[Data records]
● ● ● ● ● ● ●
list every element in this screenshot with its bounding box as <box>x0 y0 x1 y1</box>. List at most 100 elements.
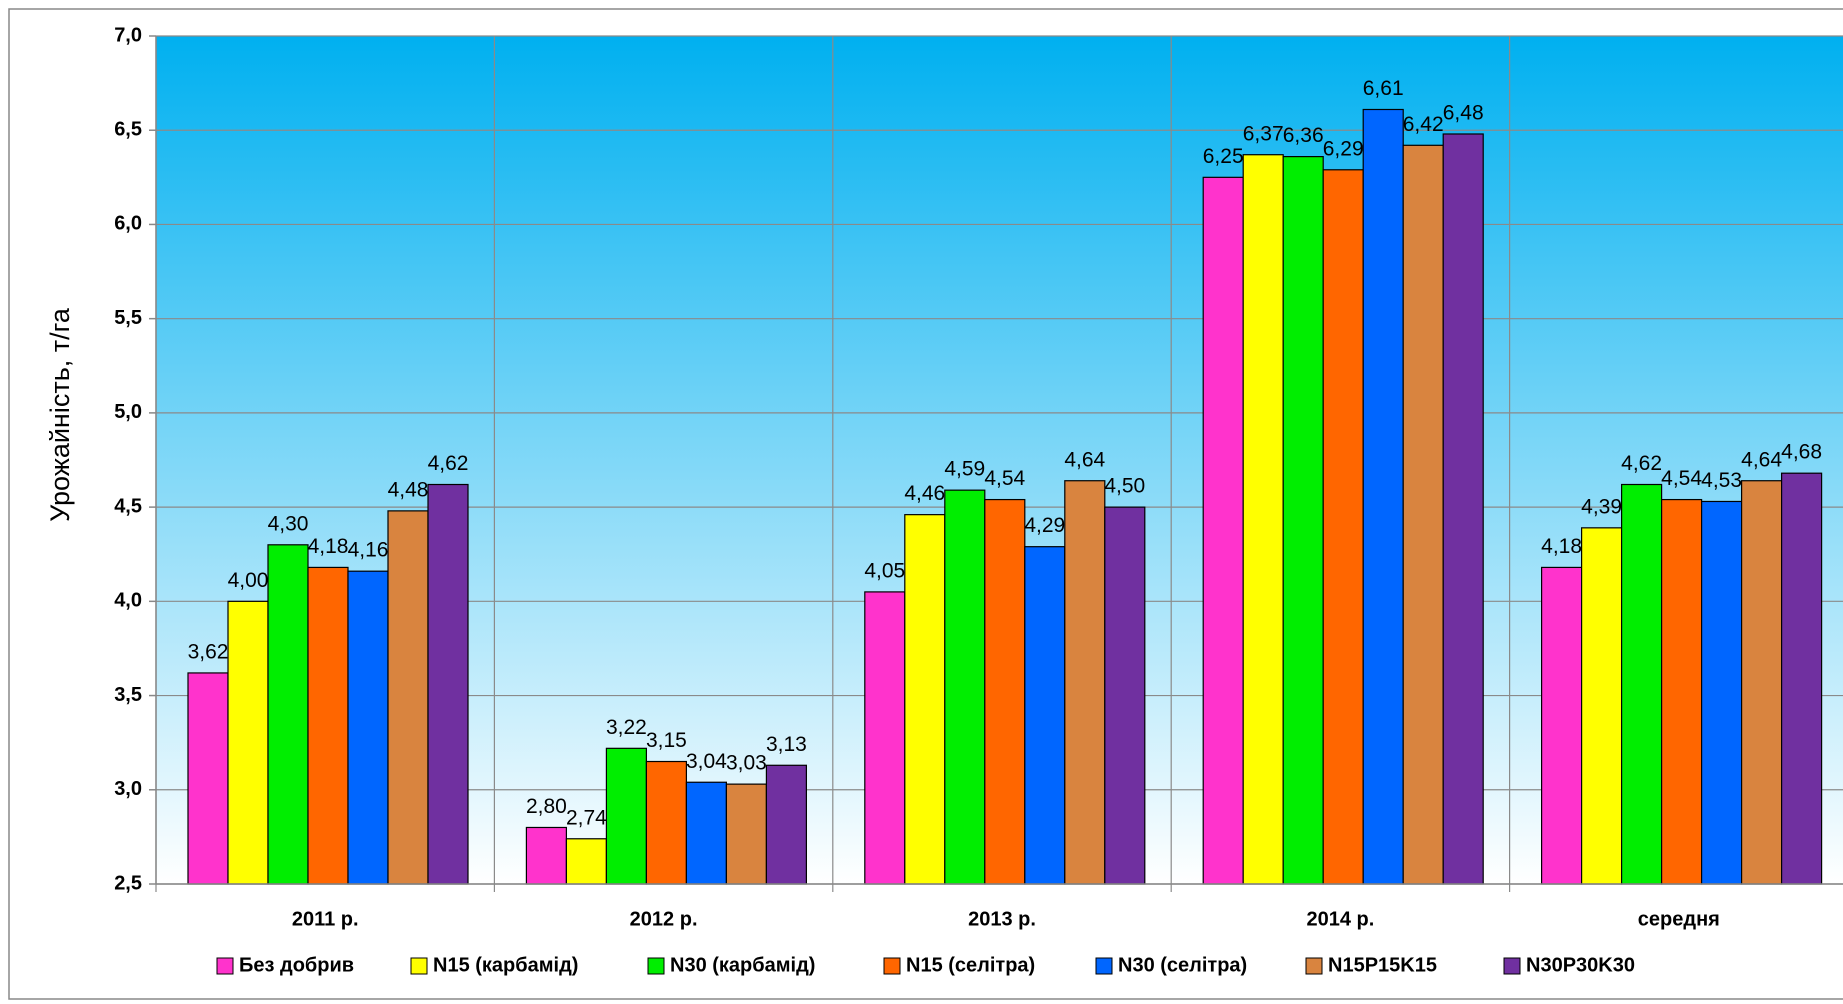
bar <box>427 483 469 885</box>
data-label: 4,59 <box>944 458 985 481</box>
data-label: 3,13 <box>766 733 807 756</box>
data-label: 6,29 <box>1323 137 1364 160</box>
bar <box>525 826 568 885</box>
legend-swatch <box>410 957 428 975</box>
bar <box>1104 506 1146 885</box>
data-label: 4,68 <box>1781 441 1822 464</box>
data-label: 3,04 <box>686 750 727 773</box>
bar <box>1282 156 1324 885</box>
legend-swatch <box>883 957 901 975</box>
bar <box>1700 500 1743 885</box>
bar <box>984 498 1026 885</box>
y-tick-label: 4,5 <box>114 495 142 517</box>
bar <box>1024 546 1066 885</box>
data-label: 4,62 <box>428 452 469 475</box>
legend-label: N30 (карбамід) <box>670 954 815 976</box>
legend-swatch <box>1095 957 1113 975</box>
bar <box>1740 480 1783 885</box>
data-label: 4,62 <box>1621 452 1662 475</box>
y-tick-label: 5,0 <box>114 401 142 423</box>
y-tick-label: 3,5 <box>114 684 142 706</box>
bar <box>864 591 906 885</box>
x-tick-label: 2011 р. <box>292 908 359 930</box>
y-tick-label: 5,5 <box>114 307 142 329</box>
data-label: 2,80 <box>526 795 567 818</box>
data-label: 3,15 <box>646 729 687 752</box>
legend-label: N30 (селітра) <box>1118 954 1247 976</box>
data-label: 3,62 <box>188 640 229 663</box>
x-tick-label: 2012 р. <box>630 908 698 930</box>
x-tick-label: середня <box>1638 908 1720 930</box>
legend-label: N15 (селітра) <box>906 954 1035 976</box>
data-label: 6,37 <box>1243 122 1284 145</box>
data-label: 6,36 <box>1283 124 1324 147</box>
data-label: 6,61 <box>1363 77 1404 100</box>
data-label: 3,03 <box>726 752 767 775</box>
bar <box>725 783 768 885</box>
x-tick-label: 2013 р. <box>968 908 1036 930</box>
legend-label: Без добрив <box>239 954 354 976</box>
data-label: 4,48 <box>388 478 429 501</box>
bar <box>1780 472 1823 885</box>
legend-swatch <box>1503 957 1521 975</box>
data-label: 6,42 <box>1403 113 1444 136</box>
bar <box>685 781 728 885</box>
bar <box>565 838 608 885</box>
data-label: 4,46 <box>904 482 945 505</box>
bar <box>1202 176 1244 885</box>
bar <box>187 672 229 885</box>
data-label: 2,74 <box>566 806 607 829</box>
legend-swatch <box>647 957 665 975</box>
data-label: 4,54 <box>1661 467 1702 490</box>
legend-label: N15P15K15 <box>1328 954 1437 976</box>
data-label: 4,50 <box>1104 475 1145 498</box>
bar <box>1660 498 1703 885</box>
data-label: 4,29 <box>1024 514 1065 537</box>
bar <box>1242 154 1284 885</box>
bar <box>1580 527 1623 885</box>
data-label: 4,64 <box>1064 448 1105 471</box>
data-label: 4,18 <box>1541 535 1582 558</box>
bar <box>1442 133 1484 885</box>
bar <box>1362 108 1404 885</box>
bar <box>904 514 946 885</box>
data-label: 6,25 <box>1203 145 1244 168</box>
x-tick-label: 2014 р. <box>1306 908 1374 930</box>
y-tick-label: 7,0 <box>114 24 142 46</box>
data-label: 4,18 <box>308 535 349 558</box>
bar <box>387 510 429 885</box>
data-label: 4,39 <box>1581 495 1622 518</box>
y-axis-label: Урожайність, т/га <box>45 307 75 522</box>
bar <box>1620 483 1663 885</box>
data-label: 6,48 <box>1443 102 1484 125</box>
bar <box>1402 144 1444 885</box>
legend-label: N30P30K30 <box>1526 954 1635 976</box>
y-tick-label: 4,0 <box>114 590 142 612</box>
data-label: 4,05 <box>864 559 905 582</box>
legend-swatch <box>216 957 234 975</box>
bar <box>645 760 688 885</box>
data-label: 4,16 <box>348 539 389 562</box>
bar <box>307 566 349 885</box>
bar <box>1540 566 1583 885</box>
bar <box>1064 480 1106 885</box>
data-label: 4,53 <box>1701 469 1742 492</box>
data-label: 3,22 <box>606 716 647 739</box>
bar <box>227 600 269 885</box>
legend-swatch <box>1305 957 1323 975</box>
data-label: 4,00 <box>228 569 269 592</box>
legend-label: N15 (карбамід) <box>433 954 578 976</box>
data-label: 4,30 <box>268 512 309 535</box>
bar <box>944 489 986 885</box>
bar <box>347 570 389 885</box>
y-tick-label: 2,5 <box>114 872 142 894</box>
bar <box>267 544 309 885</box>
data-label: 4,54 <box>984 467 1025 490</box>
y-tick-label: 6,5 <box>114 119 142 141</box>
bar <box>765 764 808 885</box>
y-tick-label: 6,0 <box>114 213 142 235</box>
bar <box>1322 169 1364 885</box>
y-tick-label: 3,0 <box>114 778 142 800</box>
bar <box>605 747 648 885</box>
● ● ● ● ● ● ●
▶ [DESCRIPTION OF THE TASK] Rewrite the items from the line with "bar <box>427 483 469 885</box>" to the line with "legend-swatch <box>883 957 901 975</box>", putting "value-label" wherever "data-label" appears and keeping everything else the same.

▶ [OUTPUT OF THE EXERCISE]
bar <box>427 483 469 885</box>
value-label: 4,59 <box>944 458 985 481</box>
value-label: 3,13 <box>766 733 807 756</box>
value-label: 6,29 <box>1323 137 1364 160</box>
bar <box>525 826 568 885</box>
legend-swatch <box>410 957 428 975</box>
bar <box>1104 506 1146 885</box>
value-label: 4,68 <box>1781 441 1822 464</box>
value-label: 3,04 <box>686 750 727 773</box>
bar <box>1282 156 1324 885</box>
legend-swatch <box>883 957 901 975</box>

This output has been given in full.